■ **Exercise inputs**

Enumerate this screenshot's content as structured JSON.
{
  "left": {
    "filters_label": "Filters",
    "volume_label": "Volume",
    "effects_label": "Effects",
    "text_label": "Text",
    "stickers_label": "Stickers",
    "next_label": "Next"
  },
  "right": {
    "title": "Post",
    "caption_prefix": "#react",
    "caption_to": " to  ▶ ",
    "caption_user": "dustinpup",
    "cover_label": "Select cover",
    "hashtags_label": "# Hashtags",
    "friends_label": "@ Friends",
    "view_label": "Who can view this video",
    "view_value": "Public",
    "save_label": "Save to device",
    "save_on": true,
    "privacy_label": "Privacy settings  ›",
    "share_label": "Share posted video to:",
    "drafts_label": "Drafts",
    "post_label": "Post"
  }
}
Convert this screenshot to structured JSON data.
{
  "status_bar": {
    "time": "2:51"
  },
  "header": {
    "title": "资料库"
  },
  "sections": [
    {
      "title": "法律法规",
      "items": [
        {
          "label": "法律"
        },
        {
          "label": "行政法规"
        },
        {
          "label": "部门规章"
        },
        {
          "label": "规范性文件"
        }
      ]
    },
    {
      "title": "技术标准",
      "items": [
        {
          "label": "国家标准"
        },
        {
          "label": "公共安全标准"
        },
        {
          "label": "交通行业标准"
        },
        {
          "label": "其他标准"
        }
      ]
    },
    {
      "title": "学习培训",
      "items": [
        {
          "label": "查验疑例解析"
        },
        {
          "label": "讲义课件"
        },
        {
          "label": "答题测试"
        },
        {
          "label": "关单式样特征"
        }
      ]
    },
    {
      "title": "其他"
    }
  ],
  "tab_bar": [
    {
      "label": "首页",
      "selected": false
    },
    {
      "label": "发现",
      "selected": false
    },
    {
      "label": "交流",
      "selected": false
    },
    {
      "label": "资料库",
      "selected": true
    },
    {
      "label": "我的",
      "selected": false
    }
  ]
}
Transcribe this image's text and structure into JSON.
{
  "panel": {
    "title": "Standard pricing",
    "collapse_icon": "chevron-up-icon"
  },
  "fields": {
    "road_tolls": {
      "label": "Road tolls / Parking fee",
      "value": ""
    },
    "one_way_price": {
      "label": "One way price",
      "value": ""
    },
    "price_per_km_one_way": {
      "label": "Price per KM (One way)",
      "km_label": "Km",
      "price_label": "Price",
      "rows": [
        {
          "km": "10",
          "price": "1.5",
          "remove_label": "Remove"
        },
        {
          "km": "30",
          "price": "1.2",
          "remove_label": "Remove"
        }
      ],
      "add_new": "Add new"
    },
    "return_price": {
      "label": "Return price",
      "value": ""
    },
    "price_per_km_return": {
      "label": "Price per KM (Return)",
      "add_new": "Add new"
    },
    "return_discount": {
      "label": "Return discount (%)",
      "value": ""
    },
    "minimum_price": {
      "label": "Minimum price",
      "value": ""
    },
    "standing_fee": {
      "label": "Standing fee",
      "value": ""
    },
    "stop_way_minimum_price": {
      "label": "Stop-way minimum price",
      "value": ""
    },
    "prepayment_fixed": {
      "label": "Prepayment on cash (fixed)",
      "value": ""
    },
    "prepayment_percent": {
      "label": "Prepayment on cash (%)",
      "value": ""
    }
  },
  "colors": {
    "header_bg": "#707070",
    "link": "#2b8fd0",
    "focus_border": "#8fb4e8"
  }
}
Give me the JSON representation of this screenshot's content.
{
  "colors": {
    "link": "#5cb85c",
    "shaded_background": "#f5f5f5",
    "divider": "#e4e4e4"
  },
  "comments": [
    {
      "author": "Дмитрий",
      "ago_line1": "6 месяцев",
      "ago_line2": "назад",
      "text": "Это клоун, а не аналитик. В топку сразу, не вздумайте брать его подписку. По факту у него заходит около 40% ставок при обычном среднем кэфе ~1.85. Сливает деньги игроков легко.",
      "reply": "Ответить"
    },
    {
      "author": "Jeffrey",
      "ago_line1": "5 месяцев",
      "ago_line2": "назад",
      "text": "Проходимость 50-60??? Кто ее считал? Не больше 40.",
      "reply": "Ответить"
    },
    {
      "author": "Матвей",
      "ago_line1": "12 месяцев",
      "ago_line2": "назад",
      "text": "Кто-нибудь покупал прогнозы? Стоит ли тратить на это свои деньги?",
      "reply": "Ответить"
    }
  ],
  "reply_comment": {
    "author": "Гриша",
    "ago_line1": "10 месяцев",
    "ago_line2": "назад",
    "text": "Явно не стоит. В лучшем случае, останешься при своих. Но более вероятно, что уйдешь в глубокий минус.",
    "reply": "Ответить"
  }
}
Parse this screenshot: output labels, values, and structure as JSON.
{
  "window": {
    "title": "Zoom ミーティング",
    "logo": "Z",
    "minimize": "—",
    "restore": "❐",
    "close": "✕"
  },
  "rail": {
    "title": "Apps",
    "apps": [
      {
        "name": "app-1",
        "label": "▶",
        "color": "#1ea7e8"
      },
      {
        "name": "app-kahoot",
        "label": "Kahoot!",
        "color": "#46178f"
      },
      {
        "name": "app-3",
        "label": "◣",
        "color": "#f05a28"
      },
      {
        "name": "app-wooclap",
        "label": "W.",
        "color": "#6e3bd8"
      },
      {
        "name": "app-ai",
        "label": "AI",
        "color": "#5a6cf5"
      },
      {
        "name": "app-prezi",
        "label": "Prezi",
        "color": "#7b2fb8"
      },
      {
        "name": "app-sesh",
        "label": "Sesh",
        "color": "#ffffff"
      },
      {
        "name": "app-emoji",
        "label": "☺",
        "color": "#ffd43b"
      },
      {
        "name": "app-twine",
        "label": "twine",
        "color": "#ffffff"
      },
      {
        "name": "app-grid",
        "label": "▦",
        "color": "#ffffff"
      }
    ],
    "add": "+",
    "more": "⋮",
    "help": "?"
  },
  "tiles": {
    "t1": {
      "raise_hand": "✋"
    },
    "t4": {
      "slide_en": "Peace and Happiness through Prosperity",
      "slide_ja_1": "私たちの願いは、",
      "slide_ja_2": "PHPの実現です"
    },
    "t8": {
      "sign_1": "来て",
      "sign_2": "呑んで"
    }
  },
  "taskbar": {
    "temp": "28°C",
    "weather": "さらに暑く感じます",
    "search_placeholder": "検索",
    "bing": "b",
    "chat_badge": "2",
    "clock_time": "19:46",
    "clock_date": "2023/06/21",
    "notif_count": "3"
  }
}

■ **What you are asked to do**
Show the lines of the data that hold the word "structured".

■ **Written answer**
Enumerate this screenshot's content as structured JSON.
Convert this screenshot to structured JSON data.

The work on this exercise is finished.